▶ **INSTRUCTIONS TO FOLLOW**: Restate the listing below word for word, omitting any images.

▶ **SOURCE MATERIAL**:
:::

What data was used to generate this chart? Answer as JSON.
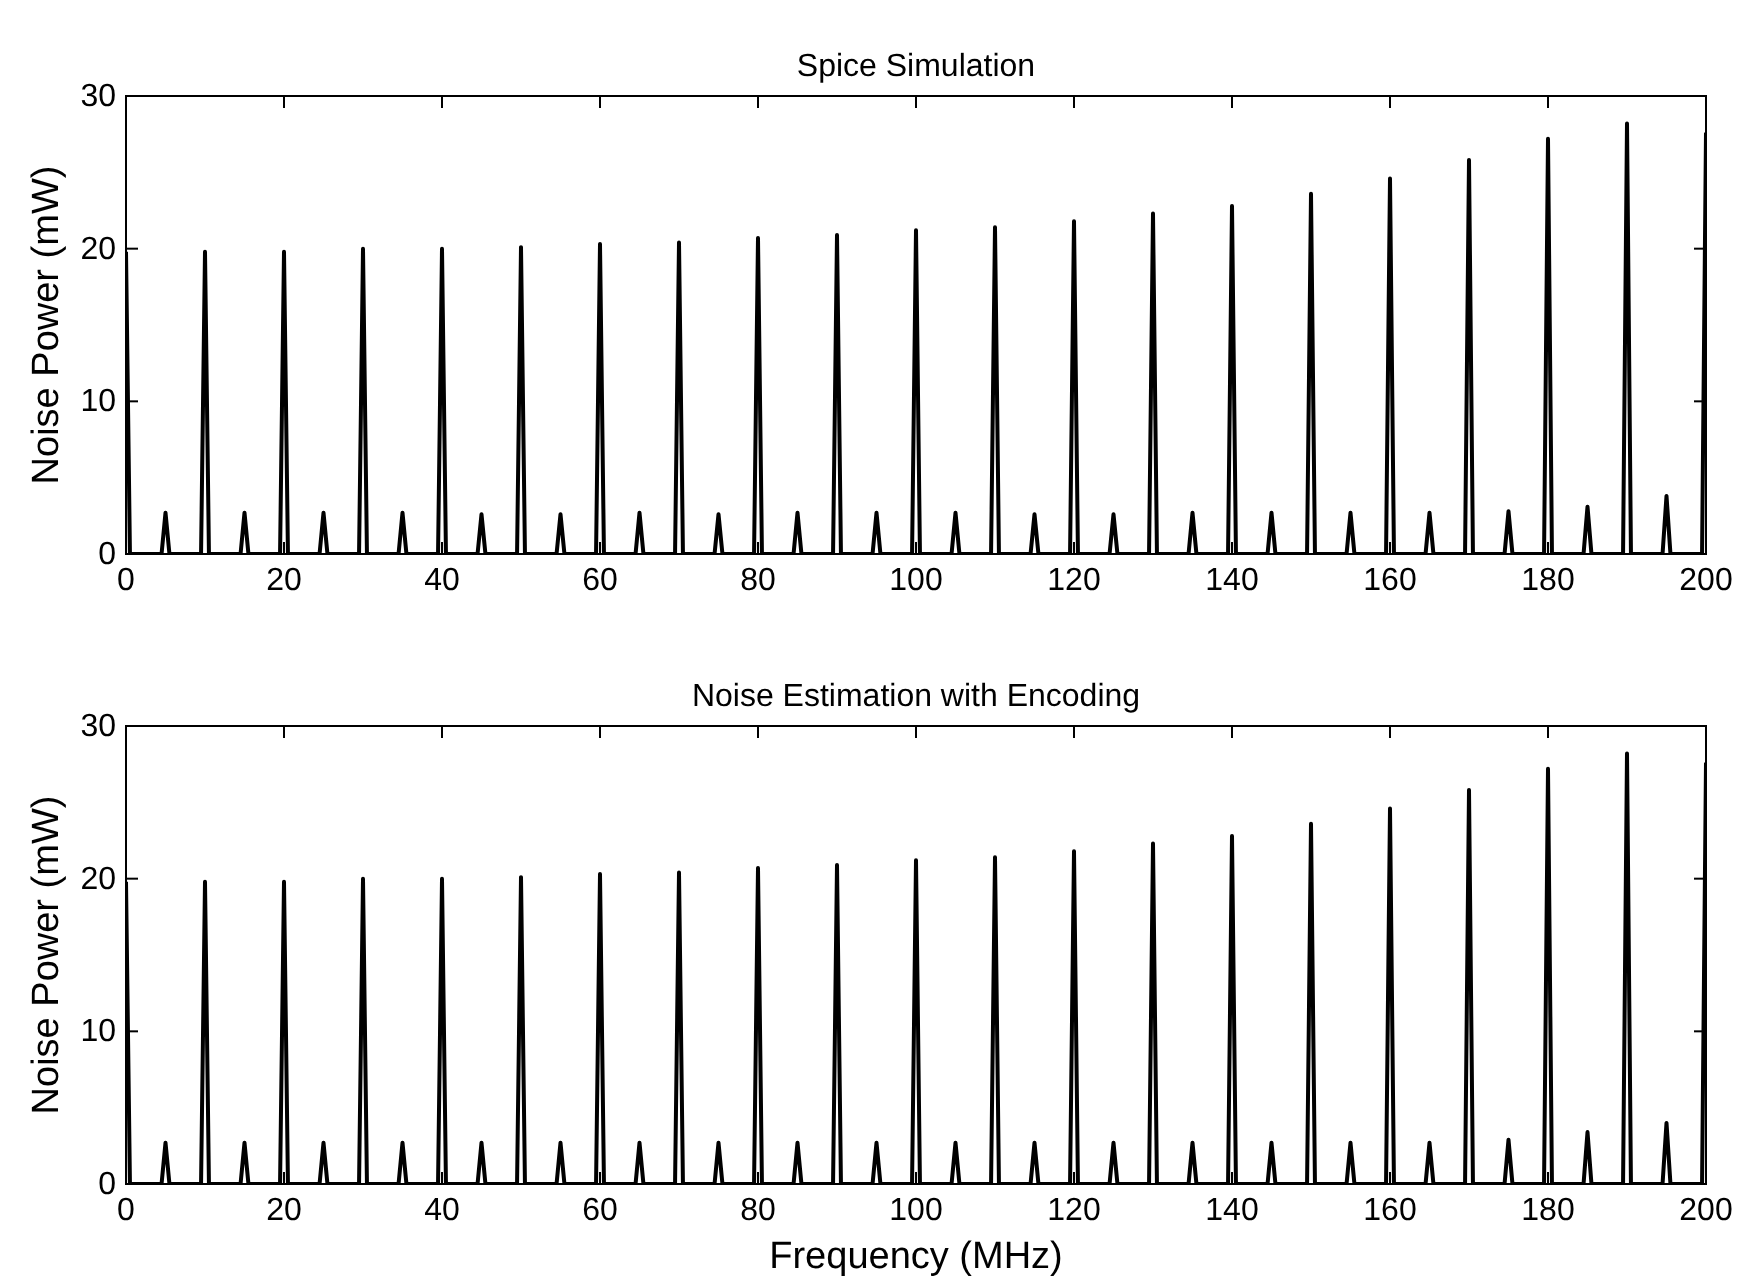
{
  "chart_data": [
    {
      "type": "line",
      "title": "Spice Simulation",
      "ylabel": "Noise Power (mW)",
      "xlim": [
        0,
        200
      ],
      "xticks": [
        0,
        20,
        40,
        60,
        80,
        100,
        120,
        140,
        160,
        180,
        200
      ],
      "ylim": [
        0,
        30
      ],
      "yticks": [
        0,
        10,
        20,
        30
      ],
      "x": [
        0,
        0.5,
        4.5,
        5,
        5.5,
        9.5,
        10,
        10.5,
        14.5,
        15,
        15.5,
        19.5,
        20,
        20.5,
        24.5,
        25,
        25.5,
        29.5,
        30,
        30.5,
        34.5,
        35,
        35.5,
        39.5,
        40,
        40.5,
        44.5,
        45,
        45.5,
        49.5,
        50,
        50.5,
        54.5,
        55,
        55.5,
        59.5,
        60,
        60.5,
        64.5,
        65,
        65.5,
        69.5,
        70,
        70.5,
        74.5,
        75,
        75.5,
        79.5,
        80,
        80.5,
        84.5,
        85,
        85.5,
        89.5,
        90,
        90.5,
        94.5,
        95,
        95.5,
        99.5,
        100,
        100.5,
        104.5,
        105,
        105.5,
        109.5,
        110,
        110.5,
        114.5,
        115,
        115.5,
        119.5,
        120,
        120.5,
        124.5,
        125,
        125.5,
        129.5,
        130,
        130.5,
        134.5,
        135,
        135.5,
        139.5,
        140,
        140.5,
        144.5,
        145,
        145.5,
        149.5,
        150,
        150.5,
        154.5,
        155,
        155.5,
        159.5,
        160,
        160.5,
        164.5,
        165,
        165.5,
        169.5,
        170,
        170.5,
        174.5,
        175,
        175.5,
        179.5,
        180,
        180.5,
        184.5,
        185,
        185.5,
        189.5,
        190,
        190.5,
        194.5,
        195,
        195.5,
        199.5,
        200
      ],
      "series": [
        {
          "color": "#000000",
          "values": [
            19.8,
            0,
            0,
            2.7,
            0,
            0,
            19.8,
            0,
            0,
            2.7,
            0,
            0,
            19.8,
            0,
            0,
            2.7,
            0,
            0,
            20.0,
            0,
            0,
            2.7,
            0,
            0,
            20.0,
            0,
            0,
            2.6,
            0,
            0,
            20.1,
            0,
            0,
            2.6,
            0,
            0,
            20.3,
            0,
            0,
            2.7,
            0,
            0,
            20.4,
            0,
            0,
            2.6,
            0,
            0,
            20.7,
            0,
            0,
            2.7,
            0,
            0,
            20.9,
            0,
            0,
            2.7,
            0,
            0,
            21.2,
            0,
            0,
            2.7,
            0,
            0,
            21.4,
            0,
            0,
            2.6,
            0,
            0,
            21.8,
            0,
            0,
            2.6,
            0,
            0,
            22.3,
            0,
            0,
            2.7,
            0,
            0,
            22.8,
            0,
            0,
            2.7,
            0,
            0,
            23.6,
            0,
            0,
            2.7,
            0,
            0,
            24.6,
            0,
            0,
            2.7,
            0,
            0,
            25.8,
            0,
            0,
            2.8,
            0,
            0,
            27.2,
            0,
            0,
            3.1,
            0,
            0,
            28.2,
            0,
            0,
            3.8,
            0,
            0,
            27.6
          ]
        }
      ]
    },
    {
      "type": "line",
      "title": "Noise Estimation with Encoding",
      "xlabel": "Frequency (MHz)",
      "ylabel": "Noise Power (mW)",
      "xlim": [
        0,
        200
      ],
      "xticks": [
        0,
        20,
        40,
        60,
        80,
        100,
        120,
        140,
        160,
        180,
        200
      ],
      "ylim": [
        0,
        30
      ],
      "yticks": [
        0,
        10,
        20,
        30
      ],
      "x": [
        0,
        0.5,
        4.5,
        5,
        5.5,
        9.5,
        10,
        10.5,
        14.5,
        15,
        15.5,
        19.5,
        20,
        20.5,
        24.5,
        25,
        25.5,
        29.5,
        30,
        30.5,
        34.5,
        35,
        35.5,
        39.5,
        40,
        40.5,
        44.5,
        45,
        45.5,
        49.5,
        50,
        50.5,
        54.5,
        55,
        55.5,
        59.5,
        60,
        60.5,
        64.5,
        65,
        65.5,
        69.5,
        70,
        70.5,
        74.5,
        75,
        75.5,
        79.5,
        80,
        80.5,
        84.5,
        85,
        85.5,
        89.5,
        90,
        90.5,
        94.5,
        95,
        95.5,
        99.5,
        100,
        100.5,
        104.5,
        105,
        105.5,
        109.5,
        110,
        110.5,
        114.5,
        115,
        115.5,
        119.5,
        120,
        120.5,
        124.5,
        125,
        125.5,
        129.5,
        130,
        130.5,
        134.5,
        135,
        135.5,
        139.5,
        140,
        140.5,
        144.5,
        145,
        145.5,
        149.5,
        150,
        150.5,
        154.5,
        155,
        155.5,
        159.5,
        160,
        160.5,
        164.5,
        165,
        165.5,
        169.5,
        170,
        170.5,
        174.5,
        175,
        175.5,
        179.5,
        180,
        180.5,
        184.5,
        185,
        185.5,
        189.5,
        190,
        190.5,
        194.5,
        195,
        195.5,
        199.5,
        200
      ],
      "series": [
        {
          "color": "#000000",
          "values": [
            19.8,
            0,
            0,
            2.7,
            0,
            0,
            19.8,
            0,
            0,
            2.7,
            0,
            0,
            19.8,
            0,
            0,
            2.7,
            0,
            0,
            20.0,
            0,
            0,
            2.7,
            0,
            0,
            20.0,
            0,
            0,
            2.7,
            0,
            0,
            20.1,
            0,
            0,
            2.7,
            0,
            0,
            20.3,
            0,
            0,
            2.7,
            0,
            0,
            20.4,
            0,
            0,
            2.7,
            0,
            0,
            20.7,
            0,
            0,
            2.7,
            0,
            0,
            20.9,
            0,
            0,
            2.7,
            0,
            0,
            21.2,
            0,
            0,
            2.7,
            0,
            0,
            21.4,
            0,
            0,
            2.7,
            0,
            0,
            21.8,
            0,
            0,
            2.7,
            0,
            0,
            22.3,
            0,
            0,
            2.7,
            0,
            0,
            22.8,
            0,
            0,
            2.7,
            0,
            0,
            23.6,
            0,
            0,
            2.7,
            0,
            0,
            24.6,
            0,
            0,
            2.7,
            0,
            0,
            25.8,
            0,
            0,
            2.9,
            0,
            0,
            27.2,
            0,
            0,
            3.4,
            0,
            0,
            28.2,
            0,
            0,
            4.0,
            0,
            0,
            27.6
          ]
        }
      ]
    }
  ]
}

:::

▶ **FINISHED EXERCISE**:
What data was used to generate this chart? Answer as JSON.
{
  "chart_data": [
    {
      "type": "line",
      "title": "Spice Simulation",
      "ylabel": "Noise Power (mW)",
      "xlim": [
        0,
        200
      ],
      "xticks": [
        0,
        20,
        40,
        60,
        80,
        100,
        120,
        140,
        160,
        180,
        200
      ],
      "ylim": [
        0,
        30
      ],
      "yticks": [
        0,
        10,
        20,
        30
      ],
      "x": [
        0,
        0.5,
        4.5,
        5,
        5.5,
        9.5,
        10,
        10.5,
        14.5,
        15,
        15.5,
        19.5,
        20,
        20.5,
        24.5,
        25,
        25.5,
        29.5,
        30,
        30.5,
        34.5,
        35,
        35.5,
        39.5,
        40,
        40.5,
        44.5,
        45,
        45.5,
        49.5,
        50,
        50.5,
        54.5,
        55,
        55.5,
        59.5,
        60,
        60.5,
        64.5,
        65,
        65.5,
        69.5,
        70,
        70.5,
        74.5,
        75,
        75.5,
        79.5,
        80,
        80.5,
        84.5,
        85,
        85.5,
        89.5,
        90,
        90.5,
        94.5,
        95,
        95.5,
        99.5,
        100,
        100.5,
        104.5,
        105,
        105.5,
        109.5,
        110,
        110.5,
        114.5,
        115,
        115.5,
        119.5,
        120,
        120.5,
        124.5,
        125,
        125.5,
        129.5,
        130,
        130.5,
        134.5,
        135,
        135.5,
        139.5,
        140,
        140.5,
        144.5,
        145,
        145.5,
        149.5,
        150,
        150.5,
        154.5,
        155,
        155.5,
        159.5,
        160,
        160.5,
        164.5,
        165,
        165.5,
        169.5,
        170,
        170.5,
        174.5,
        175,
        175.5,
        179.5,
        180,
        180.5,
        184.5,
        185,
        185.5,
        189.5,
        190,
        190.5,
        194.5,
        195,
        195.5,
        199.5,
        200
      ],
      "series": [
        {
          "color": "#000000",
          "values": [
            19.8,
            0,
            0,
            2.7,
            0,
            0,
            19.8,
            0,
            0,
            2.7,
            0,
            0,
            19.8,
            0,
            0,
            2.7,
            0,
            0,
            20.0,
            0,
            0,
            2.7,
            0,
            0,
            20.0,
            0,
            0,
            2.6,
            0,
            0,
            20.1,
            0,
            0,
            2.6,
            0,
            0,
            20.3,
            0,
            0,
            2.7,
            0,
            0,
            20.4,
            0,
            0,
            2.6,
            0,
            0,
            20.7,
            0,
            0,
            2.7,
            0,
            0,
            20.9,
            0,
            0,
            2.7,
            0,
            0,
            21.2,
            0,
            0,
            2.7,
            0,
            0,
            21.4,
            0,
            0,
            2.6,
            0,
            0,
            21.8,
            0,
            0,
            2.6,
            0,
            0,
            22.3,
            0,
            0,
            2.7,
            0,
            0,
            22.8,
            0,
            0,
            2.7,
            0,
            0,
            23.6,
            0,
            0,
            2.7,
            0,
            0,
            24.6,
            0,
            0,
            2.7,
            0,
            0,
            25.8,
            0,
            0,
            2.8,
            0,
            0,
            27.2,
            0,
            0,
            3.1,
            0,
            0,
            28.2,
            0,
            0,
            3.8,
            0,
            0,
            27.6
          ]
        }
      ]
    },
    {
      "type": "line",
      "title": "Noise Estimation with Encoding",
      "xlabel": "Frequency (MHz)",
      "ylabel": "Noise Power (mW)",
      "xlim": [
        0,
        200
      ],
      "xticks": [
        0,
        20,
        40,
        60,
        80,
        100,
        120,
        140,
        160,
        180,
        200
      ],
      "ylim": [
        0,
        30
      ],
      "yticks": [
        0,
        10,
        20,
        30
      ],
      "x": [
        0,
        0.5,
        4.5,
        5,
        5.5,
        9.5,
        10,
        10.5,
        14.5,
        15,
        15.5,
        19.5,
        20,
        20.5,
        24.5,
        25,
        25.5,
        29.5,
        30,
        30.5,
        34.5,
        35,
        35.5,
        39.5,
        40,
        40.5,
        44.5,
        45,
        45.5,
        49.5,
        50,
        50.5,
        54.5,
        55,
        55.5,
        59.5,
        60,
        60.5,
        64.5,
        65,
        65.5,
        69.5,
        70,
        70.5,
        74.5,
        75,
        75.5,
        79.5,
        80,
        80.5,
        84.5,
        85,
        85.5,
        89.5,
        90,
        90.5,
        94.5,
        95,
        95.5,
        99.5,
        100,
        100.5,
        104.5,
        105,
        105.5,
        109.5,
        110,
        110.5,
        114.5,
        115,
        115.5,
        119.5,
        120,
        120.5,
        124.5,
        125,
        125.5,
        129.5,
        130,
        130.5,
        134.5,
        135,
        135.5,
        139.5,
        140,
        140.5,
        144.5,
        145,
        145.5,
        149.5,
        150,
        150.5,
        154.5,
        155,
        155.5,
        159.5,
        160,
        160.5,
        164.5,
        165,
        165.5,
        169.5,
        170,
        170.5,
        174.5,
        175,
        175.5,
        179.5,
        180,
        180.5,
        184.5,
        185,
        185.5,
        189.5,
        190,
        190.5,
        194.5,
        195,
        195.5,
        199.5,
        200
      ],
      "series": [
        {
          "color": "#000000",
          "values": [
            19.8,
            0,
            0,
            2.7,
            0,
            0,
            19.8,
            0,
            0,
            2.7,
            0,
            0,
            19.8,
            0,
            0,
            2.7,
            0,
            0,
            20.0,
            0,
            0,
            2.7,
            0,
            0,
            20.0,
            0,
            0,
            2.7,
            0,
            0,
            20.1,
            0,
            0,
            2.7,
            0,
            0,
            20.3,
            0,
            0,
            2.7,
            0,
            0,
            20.4,
            0,
            0,
            2.7,
            0,
            0,
            20.7,
            0,
            0,
            2.7,
            0,
            0,
            20.9,
            0,
            0,
            2.7,
            0,
            0,
            21.2,
            0,
            0,
            2.7,
            0,
            0,
            21.4,
            0,
            0,
            2.7,
            0,
            0,
            21.8,
            0,
            0,
            2.7,
            0,
            0,
            22.3,
            0,
            0,
            2.7,
            0,
            0,
            22.8,
            0,
            0,
            2.7,
            0,
            0,
            23.6,
            0,
            0,
            2.7,
            0,
            0,
            24.6,
            0,
            0,
            2.7,
            0,
            0,
            25.8,
            0,
            0,
            2.9,
            0,
            0,
            27.2,
            0,
            0,
            3.4,
            0,
            0,
            28.2,
            0,
            0,
            4.0,
            0,
            0,
            27.6
          ]
        }
      ]
    }
  ]
}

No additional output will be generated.